━━━ INPUT DATA ━━━

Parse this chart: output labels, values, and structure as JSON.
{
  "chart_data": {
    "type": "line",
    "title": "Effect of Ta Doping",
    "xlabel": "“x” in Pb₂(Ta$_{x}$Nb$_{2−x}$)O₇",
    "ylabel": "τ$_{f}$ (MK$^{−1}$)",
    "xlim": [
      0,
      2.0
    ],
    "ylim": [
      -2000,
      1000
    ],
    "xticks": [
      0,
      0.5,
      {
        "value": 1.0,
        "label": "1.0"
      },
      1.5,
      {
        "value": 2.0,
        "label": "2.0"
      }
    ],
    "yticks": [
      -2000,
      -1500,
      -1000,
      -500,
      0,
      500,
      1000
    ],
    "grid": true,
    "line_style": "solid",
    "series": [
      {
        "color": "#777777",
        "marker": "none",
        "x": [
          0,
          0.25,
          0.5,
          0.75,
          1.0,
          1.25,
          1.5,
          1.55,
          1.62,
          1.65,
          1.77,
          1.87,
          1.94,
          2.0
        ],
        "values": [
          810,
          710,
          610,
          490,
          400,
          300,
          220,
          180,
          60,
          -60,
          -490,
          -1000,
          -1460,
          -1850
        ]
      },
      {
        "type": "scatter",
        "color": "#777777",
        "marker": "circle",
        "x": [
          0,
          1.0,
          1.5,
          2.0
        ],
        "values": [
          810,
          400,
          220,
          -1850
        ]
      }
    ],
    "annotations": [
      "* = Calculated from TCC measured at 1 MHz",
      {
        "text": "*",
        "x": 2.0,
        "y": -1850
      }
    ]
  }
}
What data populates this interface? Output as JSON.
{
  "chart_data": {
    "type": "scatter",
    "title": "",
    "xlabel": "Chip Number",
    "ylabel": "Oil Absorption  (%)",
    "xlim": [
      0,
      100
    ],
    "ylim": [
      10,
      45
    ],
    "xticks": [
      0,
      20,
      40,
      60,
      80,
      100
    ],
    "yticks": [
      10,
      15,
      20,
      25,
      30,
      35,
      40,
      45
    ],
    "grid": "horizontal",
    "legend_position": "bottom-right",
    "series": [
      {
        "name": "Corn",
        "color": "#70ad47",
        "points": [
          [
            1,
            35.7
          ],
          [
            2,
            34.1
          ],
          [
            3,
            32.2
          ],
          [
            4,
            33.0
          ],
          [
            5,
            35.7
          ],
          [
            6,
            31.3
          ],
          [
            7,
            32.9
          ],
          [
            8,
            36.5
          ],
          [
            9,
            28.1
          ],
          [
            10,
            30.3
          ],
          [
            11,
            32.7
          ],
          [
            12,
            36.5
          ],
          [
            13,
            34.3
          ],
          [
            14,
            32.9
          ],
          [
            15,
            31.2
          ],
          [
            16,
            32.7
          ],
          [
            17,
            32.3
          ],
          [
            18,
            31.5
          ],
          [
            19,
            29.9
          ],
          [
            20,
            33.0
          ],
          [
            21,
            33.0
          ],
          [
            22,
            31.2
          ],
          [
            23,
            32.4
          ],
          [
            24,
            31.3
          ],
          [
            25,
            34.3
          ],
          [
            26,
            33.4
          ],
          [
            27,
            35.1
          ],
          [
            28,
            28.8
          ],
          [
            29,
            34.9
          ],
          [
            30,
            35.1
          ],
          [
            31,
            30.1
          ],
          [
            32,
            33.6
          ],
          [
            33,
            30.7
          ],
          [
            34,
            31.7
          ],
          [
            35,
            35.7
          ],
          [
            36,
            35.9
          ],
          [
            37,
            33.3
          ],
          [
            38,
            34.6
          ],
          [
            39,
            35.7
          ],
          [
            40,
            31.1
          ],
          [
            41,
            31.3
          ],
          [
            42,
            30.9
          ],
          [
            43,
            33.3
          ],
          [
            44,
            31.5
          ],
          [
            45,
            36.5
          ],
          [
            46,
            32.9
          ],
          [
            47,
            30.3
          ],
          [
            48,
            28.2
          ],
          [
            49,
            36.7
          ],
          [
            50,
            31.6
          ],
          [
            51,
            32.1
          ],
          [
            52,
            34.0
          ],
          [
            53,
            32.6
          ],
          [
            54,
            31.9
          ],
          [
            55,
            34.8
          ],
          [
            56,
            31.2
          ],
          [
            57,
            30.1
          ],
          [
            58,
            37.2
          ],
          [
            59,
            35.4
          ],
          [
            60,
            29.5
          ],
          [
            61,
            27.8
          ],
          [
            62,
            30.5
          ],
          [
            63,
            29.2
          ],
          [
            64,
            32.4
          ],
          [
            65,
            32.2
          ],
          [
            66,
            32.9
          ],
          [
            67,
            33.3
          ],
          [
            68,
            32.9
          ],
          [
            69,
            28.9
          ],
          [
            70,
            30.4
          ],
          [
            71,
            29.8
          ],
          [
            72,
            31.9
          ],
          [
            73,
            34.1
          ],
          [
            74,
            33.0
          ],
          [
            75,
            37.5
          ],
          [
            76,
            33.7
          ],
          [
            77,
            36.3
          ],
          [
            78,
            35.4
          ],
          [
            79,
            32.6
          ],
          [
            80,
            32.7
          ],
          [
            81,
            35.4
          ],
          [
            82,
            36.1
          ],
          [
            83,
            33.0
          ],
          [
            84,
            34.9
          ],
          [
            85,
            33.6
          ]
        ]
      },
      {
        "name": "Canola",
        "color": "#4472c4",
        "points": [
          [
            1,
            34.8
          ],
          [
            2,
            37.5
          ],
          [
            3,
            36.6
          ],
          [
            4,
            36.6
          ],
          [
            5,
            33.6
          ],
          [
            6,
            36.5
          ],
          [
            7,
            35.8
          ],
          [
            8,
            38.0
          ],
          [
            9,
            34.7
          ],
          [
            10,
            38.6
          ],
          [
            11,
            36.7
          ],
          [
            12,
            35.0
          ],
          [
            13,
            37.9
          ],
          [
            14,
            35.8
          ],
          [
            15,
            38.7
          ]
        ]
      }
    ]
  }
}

━━━

All of the records must be retyped exactly as they are.

COMPLETE RESPONSE |
Parse this chart: output labels, values, and structure as JSON.
{
  "chart_data": {
    "type": "line",
    "title": "Effect of Ta Doping",
    "xlabel": "“x” in Pb₂(Ta$_{x}$Nb$_{2−x}$)O₇",
    "ylabel": "τ$_{f}$ (MK$^{−1}$)",
    "xlim": [
      0,
      2.0
    ],
    "ylim": [
      -2000,
      1000
    ],
    "xticks": [
      0,
      0.5,
      {
        "value": 1.0,
        "label": "1.0"
      },
      1.5,
      {
        "value": 2.0,
        "label": "2.0"
      }
    ],
    "yticks": [
      -2000,
      -1500,
      -1000,
      -500,
      0,
      500,
      1000
    ],
    "grid": true,
    "line_style": "solid",
    "series": [
      {
        "color": "#777777",
        "marker": "none",
        "x": [
          0,
          0.25,
          0.5,
          0.75,
          1.0,
          1.25,
          1.5,
          1.55,
          1.62,
          1.65,
          1.77,
          1.87,
          1.94,
          2.0
        ],
        "values": [
          810,
          710,
          610,
          490,
          400,
          300,
          220,
          180,
          60,
          -60,
          -490,
          -1000,
          -1460,
          -1850
        ]
      },
      {
        "type": "scatter",
        "color": "#777777",
        "marker": "circle",
        "x": [
          0,
          1.0,
          1.5,
          2.0
        ],
        "values": [
          810,
          400,
          220,
          -1850
        ]
      }
    ],
    "annotations": [
      "* = Calculated from TCC measured at 1 MHz",
      {
        "text": "*",
        "x": 2.0,
        "y": -1850
      }
    ]
  }
}
What data populates this interface? Output as JSON.
{
  "chart_data": {
    "type": "scatter",
    "title": "",
    "xlabel": "Chip Number",
    "ylabel": "Oil Absorption  (%)",
    "xlim": [
      0,
      100
    ],
    "ylim": [
      10,
      45
    ],
    "xticks": [
      0,
      20,
      40,
      60,
      80,
      100
    ],
    "yticks": [
      10,
      15,
      20,
      25,
      30,
      35,
      40,
      45
    ],
    "grid": "horizontal",
    "legend_position": "bottom-right",
    "series": [
      {
        "name": "Corn",
        "color": "#70ad47",
        "points": [
          [
            1,
            35.7
          ],
          [
            2,
            34.1
          ],
          [
            3,
            32.2
          ],
          [
            4,
            33.0
          ],
          [
            5,
            35.7
          ],
          [
            6,
            31.3
          ],
          [
            7,
            32.9
          ],
          [
            8,
            36.5
          ],
          [
            9,
            28.1
          ],
          [
            10,
            30.3
          ],
          [
            11,
            32.7
          ],
          [
            12,
            36.5
          ],
          [
            13,
            34.3
          ],
          [
            14,
            32.9
          ],
          [
            15,
            31.2
          ],
          [
            16,
            32.7
          ],
          [
            17,
            32.3
          ],
          [
            18,
            31.5
          ],
          [
            19,
            29.9
          ],
          [
            20,
            33.0
          ],
          [
            21,
            33.0
          ],
          [
            22,
            31.2
          ],
          [
            23,
            32.4
          ],
          [
            24,
            31.3
          ],
          [
            25,
            34.3
          ],
          [
            26,
            33.4
          ],
          [
            27,
            35.1
          ],
          [
            28,
            28.8
          ],
          [
            29,
            34.9
          ],
          [
            30,
            35.1
          ],
          [
            31,
            30.1
          ],
          [
            32,
            33.6
          ],
          [
            33,
            30.7
          ],
          [
            34,
            31.7
          ],
          [
            35,
            35.7
          ],
          [
            36,
            35.9
          ],
          [
            37,
            33.3
          ],
          [
            38,
            34.6
          ],
          [
            39,
            35.7
          ],
          [
            40,
            31.1
          ],
          [
            41,
            31.3
          ],
          [
            42,
            30.9
          ],
          [
            43,
            33.3
          ],
          [
            44,
            31.5
          ],
          [
            45,
            36.5
          ],
          [
            46,
            32.9
          ],
          [
            47,
            30.3
          ],
          [
            48,
            28.2
          ],
          [
            49,
            36.7
          ],
          [
            50,
            31.6
          ],
          [
            51,
            32.1
          ],
          [
            52,
            34.0
          ],
          [
            53,
            32.6
          ],
          [
            54,
            31.9
          ],
          [
            55,
            34.8
          ],
          [
            56,
            31.2
          ],
          [
            57,
            30.1
          ],
          [
            58,
            37.2
          ],
          [
            59,
            35.4
          ],
          [
            60,
            29.5
          ],
          [
            61,
            27.8
          ],
          [
            62,
            30.5
          ],
          [
            63,
            29.2
          ],
          [
            64,
            32.4
          ],
          [
            65,
            32.2
          ],
          [
            66,
            32.9
          ],
          [
            67,
            33.3
          ],
          [
            68,
            32.9
          ],
          [
            69,
            28.9
          ],
          [
            70,
            30.4
          ],
          [
            71,
            29.8
          ],
          [
            72,
            31.9
          ],
          [
            73,
            34.1
          ],
          [
            74,
            33.0
          ],
          [
            75,
            37.5
          ],
          [
            76,
            33.7
          ],
          [
            77,
            36.3
          ],
          [
            78,
            35.4
          ],
          [
            79,
            32.6
          ],
          [
            80,
            32.7
          ],
          [
            81,
            35.4
          ],
          [
            82,
            36.1
          ],
          [
            83,
            33.0
          ],
          [
            84,
            34.9
          ],
          [
            85,
            33.6
          ]
        ]
      },
      {
        "name": "Canola",
        "color": "#4472c4",
        "points": [
          [
            1,
            34.8
          ],
          [
            2,
            37.5
          ],
          [
            3,
            36.6
          ],
          [
            4,
            36.6
          ],
          [
            5,
            33.6
          ],
          [
            6,
            36.5
          ],
          [
            7,
            35.8
          ],
          [
            8,
            38.0
          ],
          [
            9,
            34.7
          ],
          [
            10,
            38.6
          ],
          [
            11,
            36.7
          ],
          [
            12,
            35.0
          ],
          [
            13,
            37.9
          ],
          [
            14,
            35.8
          ],
          [
            15,
            38.7
          ]
        ]
      }
    ]
  }
}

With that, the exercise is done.